::: Document excerpt :::

In 2017, LVMH’s Jean-Claude Biver said that lowering prices and breaking “the illusion of prestige” means a “slow death” for luxury goods, and that the grey market is the “industry’s cancer.”

Burberry reportedly destroyed $65 million worth of unsold products in the past five years, as do other luxury houses, including Louis Vuitton. Meanwhile, both Burberry and Louis Vuitton are among the top luxury sellers on resale marketplaces thredUP and Poshmark.

In July, thredUp wrote an open letter to Burberry, inviting the brand to send unsold product to thredUp, with proceeds going to an environmental charity. “We respect the desire to protect your brand image, but discounting your product shouldn’t be scarier than setting it on fire,” the letter said.

“Our intention was to start a conversation,” said thredUP brand director Erin Wallace. ThredUP’s letter received “tens of thousands” of likes on Instagram in response.

“Resale has gone from fringe to mainstream in recent years. As more luxury retailers respond to shifting customer desires, they are also learning that secondhand is not a threat; it’s an opportunity,” Wallace said. According to thredUP’s 2018 Resale Report, 13 percent of thredUP’s most active thrifters are millionaires — meaning they likely have the means and desire to invest in luxury from a variety of sources.

::: Records shown :::

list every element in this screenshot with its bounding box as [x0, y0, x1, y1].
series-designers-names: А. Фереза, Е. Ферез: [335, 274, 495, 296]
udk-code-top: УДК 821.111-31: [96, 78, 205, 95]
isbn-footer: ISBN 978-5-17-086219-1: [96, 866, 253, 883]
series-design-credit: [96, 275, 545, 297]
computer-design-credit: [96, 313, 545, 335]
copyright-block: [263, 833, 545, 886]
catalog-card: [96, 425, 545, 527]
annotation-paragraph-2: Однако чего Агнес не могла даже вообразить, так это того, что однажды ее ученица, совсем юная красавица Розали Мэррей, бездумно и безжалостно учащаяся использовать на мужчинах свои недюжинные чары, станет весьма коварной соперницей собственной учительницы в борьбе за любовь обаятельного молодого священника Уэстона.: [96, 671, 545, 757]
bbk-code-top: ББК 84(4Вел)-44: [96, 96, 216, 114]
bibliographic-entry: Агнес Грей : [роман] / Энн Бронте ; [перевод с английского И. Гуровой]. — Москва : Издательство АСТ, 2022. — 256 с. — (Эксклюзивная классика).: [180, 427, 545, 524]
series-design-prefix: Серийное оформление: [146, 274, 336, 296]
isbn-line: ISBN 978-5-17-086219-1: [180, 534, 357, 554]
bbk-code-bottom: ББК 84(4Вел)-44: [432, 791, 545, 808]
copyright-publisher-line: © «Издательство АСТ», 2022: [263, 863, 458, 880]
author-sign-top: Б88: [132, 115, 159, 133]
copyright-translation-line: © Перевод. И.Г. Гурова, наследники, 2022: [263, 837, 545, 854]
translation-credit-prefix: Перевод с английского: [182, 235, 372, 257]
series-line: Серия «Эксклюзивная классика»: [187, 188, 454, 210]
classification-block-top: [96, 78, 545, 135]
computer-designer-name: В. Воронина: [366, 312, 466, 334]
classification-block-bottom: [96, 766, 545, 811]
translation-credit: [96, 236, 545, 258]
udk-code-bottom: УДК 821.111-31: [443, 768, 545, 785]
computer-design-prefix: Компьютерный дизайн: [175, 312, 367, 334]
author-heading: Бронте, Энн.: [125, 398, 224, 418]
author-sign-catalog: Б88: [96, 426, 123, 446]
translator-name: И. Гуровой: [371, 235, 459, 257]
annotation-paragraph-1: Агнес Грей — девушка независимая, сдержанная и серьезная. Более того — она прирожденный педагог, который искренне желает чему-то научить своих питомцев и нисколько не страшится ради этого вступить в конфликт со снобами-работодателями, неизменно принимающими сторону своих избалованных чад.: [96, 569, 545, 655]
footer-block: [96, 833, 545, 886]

:::

Prompt 1: According to the article on luxury brands and resale, what did thredUP's open letter invite Burberry to do?
Prompt 2: Write the next part of the article on luxury brands and resale, starting after its last sentence.

Final answer 1: Send its unsold product to thredUP, with the proceeds going to an environmental charity.

Final answer 2:
A 2016 report from Bain & Company found that accessories were the most popular purchase in personal luxury goods, and that as sales in the off-price channels have continued growing by double digits, luxury brands have become more disciplined and strategic in how they handle off-price sales. Bain estimated that in 2017, discounted sales comprised 37 percent of the personal luxury goods market.

In the era of Rent the Runway, pre-worn pieces that rotate in and out of one’s closet is no longer a foreign concept. Poshmark, for example, just added luxury as a separate new channel, and The RealReal has partnered with Stella McCartney to encourage customers to consign Stella McCartney pieces in exchange for $100 to shop for new items from the brand. Elevated Layers is a startup that lends unsold designer inventory to emerging influencers so that they tag their brands; early participants include Givenchy and Helmut Lang.

“Designers are starting to realize that consignment players are helping extend the reach and covet-ability of their brands. An item with a strong resale value can strengthen the brand as a whole,” said The RealReal chief merchant Rati Levesque.

Levesque said shoppers make purchases knowing they will eventually consign them, and that more brands will eventually become more open to this as the value of resale becomes more clear. “Consumers won’t stop buying product in the primary market,” she said.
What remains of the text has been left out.